#### EXERCISE BRIEF:
Repeat the whole listing exactly.

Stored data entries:
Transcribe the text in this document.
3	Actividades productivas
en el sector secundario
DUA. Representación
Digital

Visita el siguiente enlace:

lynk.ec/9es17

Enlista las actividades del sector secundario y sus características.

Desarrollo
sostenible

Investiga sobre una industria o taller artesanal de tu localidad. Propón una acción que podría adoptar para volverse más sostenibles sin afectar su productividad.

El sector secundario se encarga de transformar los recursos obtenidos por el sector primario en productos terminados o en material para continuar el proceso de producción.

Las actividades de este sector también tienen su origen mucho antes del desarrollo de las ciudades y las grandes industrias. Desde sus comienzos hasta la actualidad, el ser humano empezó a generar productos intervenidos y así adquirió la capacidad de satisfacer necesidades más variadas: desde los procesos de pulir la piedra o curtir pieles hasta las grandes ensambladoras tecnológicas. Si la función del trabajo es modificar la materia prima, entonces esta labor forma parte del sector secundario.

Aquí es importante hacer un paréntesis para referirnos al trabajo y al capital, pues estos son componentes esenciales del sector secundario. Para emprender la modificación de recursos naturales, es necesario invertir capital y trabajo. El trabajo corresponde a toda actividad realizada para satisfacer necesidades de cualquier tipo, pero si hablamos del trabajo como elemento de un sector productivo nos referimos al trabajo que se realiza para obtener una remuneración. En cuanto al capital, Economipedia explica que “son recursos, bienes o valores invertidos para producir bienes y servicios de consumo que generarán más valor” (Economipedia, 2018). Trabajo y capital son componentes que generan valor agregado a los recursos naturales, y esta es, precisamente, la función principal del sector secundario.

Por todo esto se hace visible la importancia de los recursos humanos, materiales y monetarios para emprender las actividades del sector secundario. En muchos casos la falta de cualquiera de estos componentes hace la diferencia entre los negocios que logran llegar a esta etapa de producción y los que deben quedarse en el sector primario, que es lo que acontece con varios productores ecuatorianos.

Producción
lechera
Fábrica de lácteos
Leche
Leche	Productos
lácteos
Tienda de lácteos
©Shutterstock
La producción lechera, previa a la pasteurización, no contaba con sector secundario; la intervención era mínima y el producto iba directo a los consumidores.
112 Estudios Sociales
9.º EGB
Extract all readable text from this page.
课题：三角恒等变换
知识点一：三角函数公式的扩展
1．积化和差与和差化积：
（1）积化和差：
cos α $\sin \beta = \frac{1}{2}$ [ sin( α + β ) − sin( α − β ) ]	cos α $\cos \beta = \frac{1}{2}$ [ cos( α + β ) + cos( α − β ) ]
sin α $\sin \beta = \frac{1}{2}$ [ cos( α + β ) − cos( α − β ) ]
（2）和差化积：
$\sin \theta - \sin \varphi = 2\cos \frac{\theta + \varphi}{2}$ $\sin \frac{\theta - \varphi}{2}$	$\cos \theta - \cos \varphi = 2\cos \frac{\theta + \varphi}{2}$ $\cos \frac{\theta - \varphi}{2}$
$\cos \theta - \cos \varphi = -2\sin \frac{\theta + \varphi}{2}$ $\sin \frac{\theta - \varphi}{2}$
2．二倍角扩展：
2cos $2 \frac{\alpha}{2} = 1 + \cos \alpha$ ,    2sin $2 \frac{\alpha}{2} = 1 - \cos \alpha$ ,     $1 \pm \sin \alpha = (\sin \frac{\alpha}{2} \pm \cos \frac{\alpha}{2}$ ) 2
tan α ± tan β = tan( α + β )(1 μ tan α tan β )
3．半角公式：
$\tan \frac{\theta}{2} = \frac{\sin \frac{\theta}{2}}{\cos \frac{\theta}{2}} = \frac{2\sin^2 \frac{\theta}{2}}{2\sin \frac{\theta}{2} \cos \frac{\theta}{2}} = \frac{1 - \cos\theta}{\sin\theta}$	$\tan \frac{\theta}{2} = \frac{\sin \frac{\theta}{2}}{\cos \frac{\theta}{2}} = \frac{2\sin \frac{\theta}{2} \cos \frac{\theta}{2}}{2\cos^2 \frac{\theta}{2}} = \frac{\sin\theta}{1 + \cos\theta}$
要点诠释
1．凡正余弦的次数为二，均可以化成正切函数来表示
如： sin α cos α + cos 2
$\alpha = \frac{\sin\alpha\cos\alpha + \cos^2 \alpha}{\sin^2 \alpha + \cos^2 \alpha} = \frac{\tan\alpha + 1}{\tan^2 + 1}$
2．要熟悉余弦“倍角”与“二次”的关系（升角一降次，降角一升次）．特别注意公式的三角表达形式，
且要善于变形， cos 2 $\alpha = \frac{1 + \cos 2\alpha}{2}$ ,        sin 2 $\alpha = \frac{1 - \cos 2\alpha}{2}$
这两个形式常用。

#### OUTPUT FOR THIS TASK:
Transcribe the text in this document.
3	Actividades productivas
en el sector secundario
DUA. Representación
Digital

Visita el siguiente enlace:

lynk.ec/9es17

Enlista las actividades del sector secundario y sus características.

Desarrollo
sostenible

Investiga sobre una industria o taller artesanal de tu localidad. Propón una acción que podría adoptar para volverse más sostenibles sin afectar su productividad.

El sector secundario se encarga de transformar los recursos obtenidos por el sector primario en productos terminados o en material para continuar el proceso de producción.

Las actividades de este sector también tienen su origen mucho antes del desarrollo de las ciudades y las grandes industrias. Desde sus comienzos hasta la actualidad, el ser humano empezó a generar productos intervenidos y así adquirió la capacidad de satisfacer necesidades más variadas: desde los procesos de pulir la piedra o curtir pieles hasta las grandes ensambladoras tecnológicas. Si la función del trabajo es modificar la materia prima, entonces esta labor forma parte del sector secundario.

Aquí es importante hacer un paréntesis para referirnos al trabajo y al capital, pues estos son componentes esenciales del sector secundario. Para emprender la modificación de recursos naturales, es necesario invertir capital y trabajo. El trabajo corresponde a toda actividad realizada para satisfacer necesidades de cualquier tipo, pero si hablamos del trabajo como elemento de un sector productivo nos referimos al trabajo que se realiza para obtener una remuneración. En cuanto al capital, Economipedia explica que “son recursos, bienes o valores invertidos para producir bienes y servicios de consumo que generarán más valor” (Economipedia, 2018). Trabajo y capital son componentes que generan valor agregado a los recursos naturales, y esta es, precisamente, la función principal del sector secundario.

Por todo esto se hace visible la importancia de los recursos humanos, materiales y monetarios para emprender las actividades del sector secundario. En muchos casos la falta de cualquiera de estos componentes hace la diferencia entre los negocios que logran llegar a esta etapa de producción y los que deben quedarse en el sector primario, que es lo que acontece con varios productores ecuatorianos.

Producción
lechera
Fábrica de lácteos
Leche
Leche	Productos
lácteos
Tienda de lácteos
©Shutterstock
La producción lechera, previa a la pasteurización, no contaba con sector secundario; la intervención era mínima y el producto iba directo a los consumidores.
112 Estudios Sociales
9.º EGB
Extract all readable text from this page.
课题：三角恒等变换
知识点一：三角函数公式的扩展
1．积化和差与和差化积：
（1）积化和差：
cos α $\sin \beta = \frac{1}{2}$ [ sin( α + β ) − sin( α − β ) ]	cos α $\cos \beta = \frac{1}{2}$ [ cos( α + β ) + cos( α − β ) ]
sin α $\sin \beta = \frac{1}{2}$ [ cos( α + β ) − cos( α − β ) ]
（2）和差化积：
$\sin \theta - \sin \varphi = 2\cos \frac{\theta + \varphi}{2}$ $\sin \frac{\theta - \varphi}{2}$	$\cos \theta - \cos \varphi = 2\cos \frac{\theta + \varphi}{2}$ $\cos \frac{\theta - \varphi}{2}$
$\cos \theta - \cos \varphi = -2\sin \frac{\theta + \varphi}{2}$ $\sin \frac{\theta - \varphi}{2}$
2．二倍角扩展：
2cos $2 \frac{\alpha}{2} = 1 + \cos \alpha$ ,    2sin $2 \frac{\alpha}{2} = 1 - \cos \alpha$ ,     $1 \pm \sin \alpha = (\sin \frac{\alpha}{2} \pm \cos \frac{\alpha}{2}$ ) 2
tan α ± tan β = tan( α + β )(1 μ tan α tan β )
3．半角公式：
$\tan \frac{\theta}{2} = \frac{\sin \frac{\theta}{2}}{\cos \frac{\theta}{2}} = \frac{2\sin^2 \frac{\theta}{2}}{2\sin \frac{\theta}{2} \cos \frac{\theta}{2}} = \frac{1 - \cos\theta}{\sin\theta}$	$\tan \frac{\theta}{2} = \frac{\sin \frac{\theta}{2}}{\cos \frac{\theta}{2}} = \frac{2\sin \frac{\theta}{2} \cos \frac{\theta}{2}}{2\cos^2 \frac{\theta}{2}} = \frac{\sin\theta}{1 + \cos\theta}$
要点诠释
1．凡正余弦的次数为二，均可以化成正切函数来表示
如： sin α cos α + cos 2
$\alpha = \frac{\sin\alpha\cos\alpha + \cos^2 \alpha}{\sin^2 \alpha + \cos^2 \alpha} = \frac{\tan\alpha + 1}{\tan^2 + 1}$
2．要熟悉余弦“倍角”与“二次”的关系（升角一降次，降角一升次）．特别注意公式的三角表达形式，
且要善于变形， cos 2 $\alpha = \frac{1 + \cos 2\alpha}{2}$ ,        sin 2 $\alpha = \frac{1 - \cos 2\alpha}{2}$
这两个形式常用。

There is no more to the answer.